(Items listed in a dataset)

* * * * * * *

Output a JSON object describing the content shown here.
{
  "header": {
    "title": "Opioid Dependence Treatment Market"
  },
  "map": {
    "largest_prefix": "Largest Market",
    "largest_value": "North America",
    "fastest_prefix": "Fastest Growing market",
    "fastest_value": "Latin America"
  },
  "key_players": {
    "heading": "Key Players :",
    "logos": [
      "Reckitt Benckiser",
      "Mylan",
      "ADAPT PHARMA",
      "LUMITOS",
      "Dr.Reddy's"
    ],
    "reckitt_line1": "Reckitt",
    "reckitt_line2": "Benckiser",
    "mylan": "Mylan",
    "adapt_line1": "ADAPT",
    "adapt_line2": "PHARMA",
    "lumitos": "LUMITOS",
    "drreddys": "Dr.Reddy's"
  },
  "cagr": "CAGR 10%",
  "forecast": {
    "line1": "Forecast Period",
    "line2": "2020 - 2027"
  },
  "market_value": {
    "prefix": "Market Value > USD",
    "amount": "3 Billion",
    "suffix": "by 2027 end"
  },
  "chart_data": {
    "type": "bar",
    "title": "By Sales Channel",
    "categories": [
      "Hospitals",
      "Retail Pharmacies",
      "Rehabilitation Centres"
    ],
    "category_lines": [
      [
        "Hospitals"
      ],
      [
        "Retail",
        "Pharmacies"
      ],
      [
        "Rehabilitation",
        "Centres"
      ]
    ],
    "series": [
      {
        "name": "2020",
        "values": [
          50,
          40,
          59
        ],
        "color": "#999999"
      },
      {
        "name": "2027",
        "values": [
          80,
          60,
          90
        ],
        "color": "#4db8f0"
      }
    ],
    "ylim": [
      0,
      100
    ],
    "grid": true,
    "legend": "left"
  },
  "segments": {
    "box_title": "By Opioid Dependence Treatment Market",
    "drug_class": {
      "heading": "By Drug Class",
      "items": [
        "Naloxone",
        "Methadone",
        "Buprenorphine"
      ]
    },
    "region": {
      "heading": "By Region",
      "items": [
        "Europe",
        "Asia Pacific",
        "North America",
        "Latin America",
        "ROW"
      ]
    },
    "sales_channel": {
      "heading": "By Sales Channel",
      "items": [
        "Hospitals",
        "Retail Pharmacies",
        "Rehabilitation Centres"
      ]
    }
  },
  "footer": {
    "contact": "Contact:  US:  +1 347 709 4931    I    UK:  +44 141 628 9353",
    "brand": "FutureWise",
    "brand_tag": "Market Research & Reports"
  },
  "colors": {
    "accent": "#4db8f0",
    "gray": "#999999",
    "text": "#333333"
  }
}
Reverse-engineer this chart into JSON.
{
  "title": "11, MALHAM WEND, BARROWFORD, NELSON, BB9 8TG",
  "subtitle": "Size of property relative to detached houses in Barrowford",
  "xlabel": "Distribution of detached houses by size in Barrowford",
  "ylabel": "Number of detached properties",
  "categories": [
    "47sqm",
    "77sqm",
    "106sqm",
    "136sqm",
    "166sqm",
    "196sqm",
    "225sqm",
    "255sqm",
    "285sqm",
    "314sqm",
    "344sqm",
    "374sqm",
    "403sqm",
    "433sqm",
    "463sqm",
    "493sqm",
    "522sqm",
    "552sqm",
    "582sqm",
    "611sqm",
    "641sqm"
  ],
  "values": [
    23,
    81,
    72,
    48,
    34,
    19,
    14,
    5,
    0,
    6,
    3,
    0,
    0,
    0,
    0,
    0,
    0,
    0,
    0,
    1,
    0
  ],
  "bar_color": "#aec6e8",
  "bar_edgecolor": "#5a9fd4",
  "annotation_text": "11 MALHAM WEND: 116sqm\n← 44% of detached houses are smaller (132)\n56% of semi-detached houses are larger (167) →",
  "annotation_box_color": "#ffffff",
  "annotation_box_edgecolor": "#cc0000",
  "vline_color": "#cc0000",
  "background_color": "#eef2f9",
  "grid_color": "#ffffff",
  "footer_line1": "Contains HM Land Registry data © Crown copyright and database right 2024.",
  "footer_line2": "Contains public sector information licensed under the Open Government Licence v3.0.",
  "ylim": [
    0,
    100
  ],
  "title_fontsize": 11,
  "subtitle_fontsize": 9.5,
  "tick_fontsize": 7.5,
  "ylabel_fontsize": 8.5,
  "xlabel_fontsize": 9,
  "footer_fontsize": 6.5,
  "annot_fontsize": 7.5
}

* * * * * * *

Exercise description
Set out exactly the run of lines that begins at the line holding "Reverse-engineer this chart into JSON." and ends at the last line of the data.

Exercise answer
Reverse-engineer this chart into JSON.
{
  "title": "11, MALHAM WEND, BARROWFORD, NELSON, BB9 8TG",
  "subtitle": "Size of property relative to detached houses in Barrowford",
  "xlabel": "Distribution of detached houses by size in Barrowford",
  "ylabel": "Number of detached properties",
  "categories": [
    "47sqm",
    "77sqm",
    "106sqm",
    "136sqm",
    "166sqm",
    "196sqm",
    "225sqm",
    "255sqm",
    "285sqm",
    "314sqm",
    "344sqm",
    "374sqm",
    "403sqm",
    "433sqm",
    "463sqm",
    "493sqm",
    "522sqm",
    "552sqm",
    "582sqm",
    "611sqm",
    "641sqm"
  ],
  "values": [
    23,
    81,
    72,
    48,
    34,
    19,
    14,
    5,
    0,
    6,
    3,
    0,
    0,
    0,
    0,
    0,
    0,
    0,
    0,
    1,
    0
  ],
  "bar_color": "#aec6e8",
  "bar_edgecolor": "#5a9fd4",
  "annotation_text": "11 MALHAM WEND: 116sqm\n← 44% of detached houses are smaller (132)\n56% of semi-detached houses are larger (167) →",
  "annotation_box_color": "#ffffff",
  "annotation_box_edgecolor": "#cc0000",
  "vline_color": "#cc0000",
  "background_color": "#eef2f9",
  "grid_color": "#ffffff",
  "footer_line1": "Contains HM Land Registry data © Crown copyright and database right 2024.",
  "footer_line2": "Contains public sector information licensed under the Open Government Licence v3.0.",
  "ylim": [
    0,
    100
  ],
  "title_fontsize": 11,
  "subtitle_fontsize": 9.5,
  "tick_fontsize": 7.5,
  "ylabel_fontsize": 8.5,
  "xlabel_fontsize": 9,
  "footer_fontsize": 6.5,
  "annot_fontsize": 7.5
}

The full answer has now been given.